Start of Provided entries
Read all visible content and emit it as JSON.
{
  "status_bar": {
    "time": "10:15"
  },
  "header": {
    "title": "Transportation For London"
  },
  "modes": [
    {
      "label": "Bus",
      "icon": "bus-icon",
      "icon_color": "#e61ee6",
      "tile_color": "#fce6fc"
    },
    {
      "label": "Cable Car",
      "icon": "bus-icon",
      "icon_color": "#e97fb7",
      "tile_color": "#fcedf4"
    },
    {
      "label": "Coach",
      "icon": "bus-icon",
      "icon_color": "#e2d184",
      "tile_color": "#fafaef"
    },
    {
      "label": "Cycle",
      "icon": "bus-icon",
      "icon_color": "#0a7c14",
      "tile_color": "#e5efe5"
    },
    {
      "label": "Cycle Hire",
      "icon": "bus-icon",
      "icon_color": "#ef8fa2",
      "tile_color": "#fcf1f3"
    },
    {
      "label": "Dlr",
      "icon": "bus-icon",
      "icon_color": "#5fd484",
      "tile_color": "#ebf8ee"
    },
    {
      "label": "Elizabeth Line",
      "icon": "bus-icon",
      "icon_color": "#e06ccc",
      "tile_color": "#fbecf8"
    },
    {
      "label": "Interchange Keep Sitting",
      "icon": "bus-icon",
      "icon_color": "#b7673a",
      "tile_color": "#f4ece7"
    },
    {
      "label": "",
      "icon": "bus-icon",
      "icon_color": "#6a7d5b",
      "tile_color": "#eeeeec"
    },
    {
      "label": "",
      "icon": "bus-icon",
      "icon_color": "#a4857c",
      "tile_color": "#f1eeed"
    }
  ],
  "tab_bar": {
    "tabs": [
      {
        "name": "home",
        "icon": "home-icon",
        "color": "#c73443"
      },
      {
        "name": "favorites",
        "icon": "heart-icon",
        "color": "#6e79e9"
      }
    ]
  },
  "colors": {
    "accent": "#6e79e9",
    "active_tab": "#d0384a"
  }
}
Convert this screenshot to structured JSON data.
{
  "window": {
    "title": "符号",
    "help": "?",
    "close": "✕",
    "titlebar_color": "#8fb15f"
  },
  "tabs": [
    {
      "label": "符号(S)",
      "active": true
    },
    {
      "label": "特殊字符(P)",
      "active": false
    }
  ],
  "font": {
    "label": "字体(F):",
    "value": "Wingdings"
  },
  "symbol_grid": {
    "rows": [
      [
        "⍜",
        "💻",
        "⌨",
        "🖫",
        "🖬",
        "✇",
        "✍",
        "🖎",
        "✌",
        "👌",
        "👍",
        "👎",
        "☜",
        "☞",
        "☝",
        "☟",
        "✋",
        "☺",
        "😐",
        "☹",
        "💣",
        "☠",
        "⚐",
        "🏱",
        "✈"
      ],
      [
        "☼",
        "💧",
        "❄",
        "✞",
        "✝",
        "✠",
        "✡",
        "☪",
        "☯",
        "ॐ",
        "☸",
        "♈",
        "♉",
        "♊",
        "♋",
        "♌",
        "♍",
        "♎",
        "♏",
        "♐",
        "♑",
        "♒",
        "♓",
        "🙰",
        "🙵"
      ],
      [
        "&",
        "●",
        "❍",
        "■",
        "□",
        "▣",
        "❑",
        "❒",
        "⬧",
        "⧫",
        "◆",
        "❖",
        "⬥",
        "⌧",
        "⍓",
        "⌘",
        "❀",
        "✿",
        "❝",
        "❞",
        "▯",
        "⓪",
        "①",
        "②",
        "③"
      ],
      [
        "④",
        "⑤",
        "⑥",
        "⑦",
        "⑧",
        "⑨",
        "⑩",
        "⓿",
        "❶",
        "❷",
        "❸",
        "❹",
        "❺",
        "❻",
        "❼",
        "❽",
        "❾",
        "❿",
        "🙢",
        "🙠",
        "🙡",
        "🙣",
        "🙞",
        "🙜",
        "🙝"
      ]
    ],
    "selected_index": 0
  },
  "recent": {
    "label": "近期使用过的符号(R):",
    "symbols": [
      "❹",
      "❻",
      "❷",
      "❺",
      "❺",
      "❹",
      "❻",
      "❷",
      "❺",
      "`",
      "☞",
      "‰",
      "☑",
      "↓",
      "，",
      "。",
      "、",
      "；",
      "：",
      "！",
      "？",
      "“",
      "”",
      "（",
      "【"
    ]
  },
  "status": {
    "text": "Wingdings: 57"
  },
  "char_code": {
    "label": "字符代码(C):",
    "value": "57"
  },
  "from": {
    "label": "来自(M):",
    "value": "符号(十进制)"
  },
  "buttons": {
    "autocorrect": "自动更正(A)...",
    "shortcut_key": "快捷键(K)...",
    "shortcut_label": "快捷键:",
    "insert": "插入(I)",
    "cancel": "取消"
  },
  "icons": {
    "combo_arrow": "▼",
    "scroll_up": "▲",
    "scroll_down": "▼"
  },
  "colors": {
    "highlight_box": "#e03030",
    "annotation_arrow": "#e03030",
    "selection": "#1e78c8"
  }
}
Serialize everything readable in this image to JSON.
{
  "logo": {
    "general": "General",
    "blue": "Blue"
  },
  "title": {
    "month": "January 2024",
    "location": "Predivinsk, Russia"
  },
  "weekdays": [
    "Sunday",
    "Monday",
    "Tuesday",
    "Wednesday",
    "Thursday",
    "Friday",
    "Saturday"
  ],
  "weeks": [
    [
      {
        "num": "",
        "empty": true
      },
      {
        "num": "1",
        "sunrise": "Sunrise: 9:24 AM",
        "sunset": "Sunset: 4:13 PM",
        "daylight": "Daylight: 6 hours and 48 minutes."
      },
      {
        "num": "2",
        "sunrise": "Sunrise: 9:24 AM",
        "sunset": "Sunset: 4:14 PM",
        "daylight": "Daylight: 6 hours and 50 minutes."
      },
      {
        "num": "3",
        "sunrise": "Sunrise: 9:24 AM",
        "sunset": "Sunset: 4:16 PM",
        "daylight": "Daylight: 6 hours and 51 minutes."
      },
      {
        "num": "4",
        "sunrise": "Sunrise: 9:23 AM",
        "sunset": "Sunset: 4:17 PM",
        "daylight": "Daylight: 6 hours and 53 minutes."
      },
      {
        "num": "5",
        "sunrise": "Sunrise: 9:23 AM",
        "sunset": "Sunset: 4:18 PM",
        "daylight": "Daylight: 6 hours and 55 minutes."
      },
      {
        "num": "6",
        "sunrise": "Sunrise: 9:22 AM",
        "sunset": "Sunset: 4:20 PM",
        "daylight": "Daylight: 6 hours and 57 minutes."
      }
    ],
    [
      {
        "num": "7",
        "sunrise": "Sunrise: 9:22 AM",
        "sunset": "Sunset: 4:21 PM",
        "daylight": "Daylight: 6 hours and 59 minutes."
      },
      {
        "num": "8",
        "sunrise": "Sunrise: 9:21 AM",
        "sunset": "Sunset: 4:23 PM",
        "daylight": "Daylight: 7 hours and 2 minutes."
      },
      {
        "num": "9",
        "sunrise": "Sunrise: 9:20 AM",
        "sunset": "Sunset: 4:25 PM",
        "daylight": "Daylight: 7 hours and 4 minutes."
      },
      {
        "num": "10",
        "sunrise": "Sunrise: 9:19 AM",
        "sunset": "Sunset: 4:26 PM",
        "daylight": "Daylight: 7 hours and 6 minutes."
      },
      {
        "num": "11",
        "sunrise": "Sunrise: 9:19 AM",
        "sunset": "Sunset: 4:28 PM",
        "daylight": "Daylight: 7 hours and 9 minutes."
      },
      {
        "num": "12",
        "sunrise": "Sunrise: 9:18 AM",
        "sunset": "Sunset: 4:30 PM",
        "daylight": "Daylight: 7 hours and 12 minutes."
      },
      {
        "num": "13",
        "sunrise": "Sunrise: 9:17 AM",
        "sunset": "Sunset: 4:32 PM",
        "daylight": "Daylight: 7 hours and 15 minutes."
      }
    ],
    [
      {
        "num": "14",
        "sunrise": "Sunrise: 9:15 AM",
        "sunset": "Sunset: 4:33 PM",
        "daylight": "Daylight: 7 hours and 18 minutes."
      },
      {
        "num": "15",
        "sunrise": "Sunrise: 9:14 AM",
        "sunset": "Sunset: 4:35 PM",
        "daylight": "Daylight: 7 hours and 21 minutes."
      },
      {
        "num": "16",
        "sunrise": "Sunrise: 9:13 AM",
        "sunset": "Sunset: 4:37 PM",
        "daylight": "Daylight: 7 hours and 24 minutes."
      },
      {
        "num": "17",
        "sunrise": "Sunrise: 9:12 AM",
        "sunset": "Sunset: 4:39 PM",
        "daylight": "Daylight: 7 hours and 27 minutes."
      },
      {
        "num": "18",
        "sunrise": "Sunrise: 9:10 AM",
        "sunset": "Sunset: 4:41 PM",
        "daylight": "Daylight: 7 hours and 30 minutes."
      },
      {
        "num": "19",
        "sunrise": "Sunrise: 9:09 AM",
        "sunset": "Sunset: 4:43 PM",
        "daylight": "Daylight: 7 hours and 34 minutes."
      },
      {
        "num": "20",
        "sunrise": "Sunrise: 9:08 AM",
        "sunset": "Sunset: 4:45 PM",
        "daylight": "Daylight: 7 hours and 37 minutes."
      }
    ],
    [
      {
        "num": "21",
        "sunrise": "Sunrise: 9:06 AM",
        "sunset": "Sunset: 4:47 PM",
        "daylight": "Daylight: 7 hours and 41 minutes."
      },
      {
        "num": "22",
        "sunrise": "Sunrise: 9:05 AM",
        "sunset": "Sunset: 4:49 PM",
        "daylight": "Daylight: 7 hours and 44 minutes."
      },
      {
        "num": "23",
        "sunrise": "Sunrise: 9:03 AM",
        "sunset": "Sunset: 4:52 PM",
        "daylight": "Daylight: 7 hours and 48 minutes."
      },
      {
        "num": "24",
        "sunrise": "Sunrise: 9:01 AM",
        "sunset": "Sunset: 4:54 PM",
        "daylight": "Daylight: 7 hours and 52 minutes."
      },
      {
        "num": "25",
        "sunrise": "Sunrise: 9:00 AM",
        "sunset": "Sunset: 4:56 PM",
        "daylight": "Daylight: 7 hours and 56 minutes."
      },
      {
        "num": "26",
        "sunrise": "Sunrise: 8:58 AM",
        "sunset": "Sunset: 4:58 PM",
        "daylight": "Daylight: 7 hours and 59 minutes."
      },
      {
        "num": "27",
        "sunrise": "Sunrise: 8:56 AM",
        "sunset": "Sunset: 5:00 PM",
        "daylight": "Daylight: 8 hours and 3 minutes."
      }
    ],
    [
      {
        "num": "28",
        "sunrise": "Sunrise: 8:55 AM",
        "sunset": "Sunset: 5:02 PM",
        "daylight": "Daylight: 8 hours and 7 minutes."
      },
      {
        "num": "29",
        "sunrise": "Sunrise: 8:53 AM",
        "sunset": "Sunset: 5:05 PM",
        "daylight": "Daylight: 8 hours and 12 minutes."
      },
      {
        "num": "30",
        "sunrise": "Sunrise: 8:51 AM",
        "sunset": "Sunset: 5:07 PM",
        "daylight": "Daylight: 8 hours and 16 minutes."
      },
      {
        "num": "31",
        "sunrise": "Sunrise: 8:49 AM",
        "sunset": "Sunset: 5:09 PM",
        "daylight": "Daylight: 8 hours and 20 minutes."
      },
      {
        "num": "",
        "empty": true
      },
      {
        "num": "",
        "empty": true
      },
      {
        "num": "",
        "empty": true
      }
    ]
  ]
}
End of Provided entries
_What to do_: Identify the lines in the entries that hold "value" and return each one.

_Reply_:
    "value": "Wingdings"
    "value": "57"
    "value": "符号(十进制)"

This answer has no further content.